Description of the task
From the entries that follow, extract each line holding the string "text".

Given records
/---

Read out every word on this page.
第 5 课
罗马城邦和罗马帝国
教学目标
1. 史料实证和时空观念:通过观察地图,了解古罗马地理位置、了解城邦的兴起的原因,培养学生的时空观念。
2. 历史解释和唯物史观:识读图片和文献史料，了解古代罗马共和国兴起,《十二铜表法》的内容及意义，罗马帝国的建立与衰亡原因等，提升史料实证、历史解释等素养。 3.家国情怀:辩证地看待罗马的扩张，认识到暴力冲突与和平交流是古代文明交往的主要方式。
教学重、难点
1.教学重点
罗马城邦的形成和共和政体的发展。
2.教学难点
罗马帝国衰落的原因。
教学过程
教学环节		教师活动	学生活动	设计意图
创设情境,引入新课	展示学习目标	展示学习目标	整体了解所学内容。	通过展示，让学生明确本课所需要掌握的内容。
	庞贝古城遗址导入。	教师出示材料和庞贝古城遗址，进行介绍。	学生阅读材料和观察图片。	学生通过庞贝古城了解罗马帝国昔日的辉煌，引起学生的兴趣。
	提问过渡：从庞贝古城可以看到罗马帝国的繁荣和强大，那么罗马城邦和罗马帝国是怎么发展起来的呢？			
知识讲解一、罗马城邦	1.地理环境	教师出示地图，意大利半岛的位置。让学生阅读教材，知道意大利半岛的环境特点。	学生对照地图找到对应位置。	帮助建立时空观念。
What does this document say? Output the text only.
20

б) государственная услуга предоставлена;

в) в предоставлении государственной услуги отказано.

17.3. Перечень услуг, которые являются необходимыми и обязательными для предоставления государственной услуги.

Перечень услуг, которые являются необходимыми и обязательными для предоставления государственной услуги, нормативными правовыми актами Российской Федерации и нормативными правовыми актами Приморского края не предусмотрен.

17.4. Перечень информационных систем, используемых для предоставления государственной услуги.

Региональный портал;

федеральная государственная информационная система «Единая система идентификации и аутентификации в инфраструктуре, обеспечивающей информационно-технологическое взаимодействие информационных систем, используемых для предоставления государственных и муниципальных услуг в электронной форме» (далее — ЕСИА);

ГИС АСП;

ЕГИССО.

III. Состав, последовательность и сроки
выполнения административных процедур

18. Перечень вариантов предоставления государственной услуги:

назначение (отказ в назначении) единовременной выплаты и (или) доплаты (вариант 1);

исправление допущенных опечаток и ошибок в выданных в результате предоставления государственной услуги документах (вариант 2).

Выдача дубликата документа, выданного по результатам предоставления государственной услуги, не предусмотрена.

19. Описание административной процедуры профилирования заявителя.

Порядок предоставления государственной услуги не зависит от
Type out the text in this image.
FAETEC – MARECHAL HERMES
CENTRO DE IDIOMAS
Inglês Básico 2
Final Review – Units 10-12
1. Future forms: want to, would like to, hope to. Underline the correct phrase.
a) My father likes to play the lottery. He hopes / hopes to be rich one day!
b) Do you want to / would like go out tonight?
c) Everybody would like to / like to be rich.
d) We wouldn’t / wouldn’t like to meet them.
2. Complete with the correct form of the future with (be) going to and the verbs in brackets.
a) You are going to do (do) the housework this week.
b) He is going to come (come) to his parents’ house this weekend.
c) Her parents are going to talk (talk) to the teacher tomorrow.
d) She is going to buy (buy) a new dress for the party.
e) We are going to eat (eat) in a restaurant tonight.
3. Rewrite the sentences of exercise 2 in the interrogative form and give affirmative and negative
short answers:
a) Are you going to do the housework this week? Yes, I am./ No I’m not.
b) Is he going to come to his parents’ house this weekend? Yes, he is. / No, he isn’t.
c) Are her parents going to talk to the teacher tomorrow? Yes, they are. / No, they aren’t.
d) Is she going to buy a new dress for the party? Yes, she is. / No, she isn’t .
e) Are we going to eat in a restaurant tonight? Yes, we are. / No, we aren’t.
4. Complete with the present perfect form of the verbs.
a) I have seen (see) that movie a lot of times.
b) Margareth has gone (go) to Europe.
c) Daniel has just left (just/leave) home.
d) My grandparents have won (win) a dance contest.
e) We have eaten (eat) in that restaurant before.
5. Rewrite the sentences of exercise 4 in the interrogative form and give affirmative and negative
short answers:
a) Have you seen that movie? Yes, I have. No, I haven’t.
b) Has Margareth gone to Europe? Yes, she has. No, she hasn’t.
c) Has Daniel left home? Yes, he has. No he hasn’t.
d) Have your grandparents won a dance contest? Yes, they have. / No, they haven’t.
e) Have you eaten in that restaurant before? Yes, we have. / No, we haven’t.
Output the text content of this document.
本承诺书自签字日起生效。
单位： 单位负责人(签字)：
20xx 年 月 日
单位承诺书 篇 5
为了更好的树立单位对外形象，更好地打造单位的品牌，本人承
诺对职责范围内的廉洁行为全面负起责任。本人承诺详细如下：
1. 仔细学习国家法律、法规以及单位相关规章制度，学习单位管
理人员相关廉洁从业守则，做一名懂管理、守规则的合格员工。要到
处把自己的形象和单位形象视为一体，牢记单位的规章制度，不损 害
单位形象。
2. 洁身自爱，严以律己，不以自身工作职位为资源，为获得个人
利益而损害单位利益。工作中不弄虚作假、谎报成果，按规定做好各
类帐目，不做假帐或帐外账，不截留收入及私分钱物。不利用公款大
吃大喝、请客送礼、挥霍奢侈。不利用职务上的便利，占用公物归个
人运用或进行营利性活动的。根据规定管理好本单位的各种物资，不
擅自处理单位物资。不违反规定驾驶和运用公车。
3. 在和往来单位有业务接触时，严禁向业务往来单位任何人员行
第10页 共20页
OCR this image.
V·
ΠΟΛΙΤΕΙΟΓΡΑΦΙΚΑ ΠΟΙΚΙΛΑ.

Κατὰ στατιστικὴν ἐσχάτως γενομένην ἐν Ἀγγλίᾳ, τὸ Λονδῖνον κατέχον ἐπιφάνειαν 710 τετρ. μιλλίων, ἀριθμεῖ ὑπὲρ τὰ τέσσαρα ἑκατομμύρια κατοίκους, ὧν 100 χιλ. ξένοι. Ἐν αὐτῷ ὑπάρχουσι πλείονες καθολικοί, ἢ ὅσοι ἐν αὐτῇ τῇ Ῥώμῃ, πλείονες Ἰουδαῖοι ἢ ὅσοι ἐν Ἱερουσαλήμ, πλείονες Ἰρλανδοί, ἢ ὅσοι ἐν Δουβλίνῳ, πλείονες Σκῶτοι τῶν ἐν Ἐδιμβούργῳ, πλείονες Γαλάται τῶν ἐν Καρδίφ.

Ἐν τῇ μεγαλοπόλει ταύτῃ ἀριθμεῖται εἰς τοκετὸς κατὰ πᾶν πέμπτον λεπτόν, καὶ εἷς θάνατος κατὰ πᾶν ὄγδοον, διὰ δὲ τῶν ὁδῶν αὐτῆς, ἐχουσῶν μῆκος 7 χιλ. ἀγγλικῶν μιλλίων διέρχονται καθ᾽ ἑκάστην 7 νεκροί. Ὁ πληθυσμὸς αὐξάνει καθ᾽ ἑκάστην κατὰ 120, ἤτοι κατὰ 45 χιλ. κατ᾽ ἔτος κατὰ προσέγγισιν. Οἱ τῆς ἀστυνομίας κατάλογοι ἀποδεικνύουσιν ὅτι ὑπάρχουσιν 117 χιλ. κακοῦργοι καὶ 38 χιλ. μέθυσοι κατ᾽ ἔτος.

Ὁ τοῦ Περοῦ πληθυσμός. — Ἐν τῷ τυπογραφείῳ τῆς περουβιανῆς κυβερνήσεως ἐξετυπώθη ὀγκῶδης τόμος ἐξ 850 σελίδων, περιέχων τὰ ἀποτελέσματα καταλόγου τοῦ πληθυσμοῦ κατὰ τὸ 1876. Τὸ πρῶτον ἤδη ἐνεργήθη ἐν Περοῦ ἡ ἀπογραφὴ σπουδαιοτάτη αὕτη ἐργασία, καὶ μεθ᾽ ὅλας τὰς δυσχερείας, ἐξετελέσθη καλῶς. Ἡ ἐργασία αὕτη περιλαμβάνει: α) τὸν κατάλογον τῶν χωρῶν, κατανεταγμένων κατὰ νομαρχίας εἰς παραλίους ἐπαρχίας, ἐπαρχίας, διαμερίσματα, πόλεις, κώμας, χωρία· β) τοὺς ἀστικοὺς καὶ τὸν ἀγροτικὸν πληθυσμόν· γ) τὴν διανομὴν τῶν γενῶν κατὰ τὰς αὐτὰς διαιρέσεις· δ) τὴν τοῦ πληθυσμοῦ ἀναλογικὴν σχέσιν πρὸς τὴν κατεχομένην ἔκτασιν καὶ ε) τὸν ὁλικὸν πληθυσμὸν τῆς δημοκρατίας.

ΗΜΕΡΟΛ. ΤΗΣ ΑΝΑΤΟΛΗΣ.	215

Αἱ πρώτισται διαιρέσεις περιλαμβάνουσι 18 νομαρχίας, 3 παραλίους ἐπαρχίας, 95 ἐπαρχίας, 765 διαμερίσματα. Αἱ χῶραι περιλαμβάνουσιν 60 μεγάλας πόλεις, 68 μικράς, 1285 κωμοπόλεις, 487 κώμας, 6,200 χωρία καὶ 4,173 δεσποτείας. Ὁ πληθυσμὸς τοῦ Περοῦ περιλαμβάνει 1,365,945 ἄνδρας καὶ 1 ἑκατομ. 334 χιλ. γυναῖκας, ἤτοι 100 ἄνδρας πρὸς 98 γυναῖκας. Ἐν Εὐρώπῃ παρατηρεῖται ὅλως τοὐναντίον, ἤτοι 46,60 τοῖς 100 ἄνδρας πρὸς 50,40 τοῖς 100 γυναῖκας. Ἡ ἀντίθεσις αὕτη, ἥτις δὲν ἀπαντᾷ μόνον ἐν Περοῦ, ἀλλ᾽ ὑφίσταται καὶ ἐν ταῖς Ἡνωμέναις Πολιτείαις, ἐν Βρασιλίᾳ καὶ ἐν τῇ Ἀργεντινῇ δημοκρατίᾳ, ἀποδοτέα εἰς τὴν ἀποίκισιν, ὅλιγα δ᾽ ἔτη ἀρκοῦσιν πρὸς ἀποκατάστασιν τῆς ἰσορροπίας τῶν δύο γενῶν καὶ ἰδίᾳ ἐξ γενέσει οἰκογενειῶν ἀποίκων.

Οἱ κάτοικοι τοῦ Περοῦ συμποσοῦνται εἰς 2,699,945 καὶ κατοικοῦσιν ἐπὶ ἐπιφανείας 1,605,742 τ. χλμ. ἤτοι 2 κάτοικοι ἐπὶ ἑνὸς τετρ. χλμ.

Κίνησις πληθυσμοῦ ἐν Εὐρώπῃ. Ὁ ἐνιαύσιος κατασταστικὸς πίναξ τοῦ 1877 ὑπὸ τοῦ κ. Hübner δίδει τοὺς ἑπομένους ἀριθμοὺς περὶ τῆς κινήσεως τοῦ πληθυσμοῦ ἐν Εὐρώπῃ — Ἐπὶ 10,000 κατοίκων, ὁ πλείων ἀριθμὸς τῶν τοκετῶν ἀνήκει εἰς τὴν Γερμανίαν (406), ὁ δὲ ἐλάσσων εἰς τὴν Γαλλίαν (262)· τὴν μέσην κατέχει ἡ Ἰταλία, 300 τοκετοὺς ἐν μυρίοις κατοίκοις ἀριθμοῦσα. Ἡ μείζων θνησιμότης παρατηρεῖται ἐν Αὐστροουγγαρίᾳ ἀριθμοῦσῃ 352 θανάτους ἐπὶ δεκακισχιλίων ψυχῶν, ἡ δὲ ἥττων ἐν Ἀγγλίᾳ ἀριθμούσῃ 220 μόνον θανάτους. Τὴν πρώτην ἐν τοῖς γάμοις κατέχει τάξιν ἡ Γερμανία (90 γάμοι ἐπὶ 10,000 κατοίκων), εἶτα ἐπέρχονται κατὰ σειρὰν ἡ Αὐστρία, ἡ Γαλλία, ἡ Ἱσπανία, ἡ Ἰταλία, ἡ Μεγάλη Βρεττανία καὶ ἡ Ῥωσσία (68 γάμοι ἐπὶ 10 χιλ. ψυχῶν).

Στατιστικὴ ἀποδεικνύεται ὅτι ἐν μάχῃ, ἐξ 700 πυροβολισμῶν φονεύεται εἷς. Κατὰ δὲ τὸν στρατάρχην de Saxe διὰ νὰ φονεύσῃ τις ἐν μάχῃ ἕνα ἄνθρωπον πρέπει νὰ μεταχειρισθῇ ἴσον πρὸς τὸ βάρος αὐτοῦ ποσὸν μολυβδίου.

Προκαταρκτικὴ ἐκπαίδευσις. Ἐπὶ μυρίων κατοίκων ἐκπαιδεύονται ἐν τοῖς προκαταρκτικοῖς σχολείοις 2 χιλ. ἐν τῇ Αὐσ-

\---

Complete answer
What does this document say? Output the text only.
Type out the text in this image.
Output the text content of this document.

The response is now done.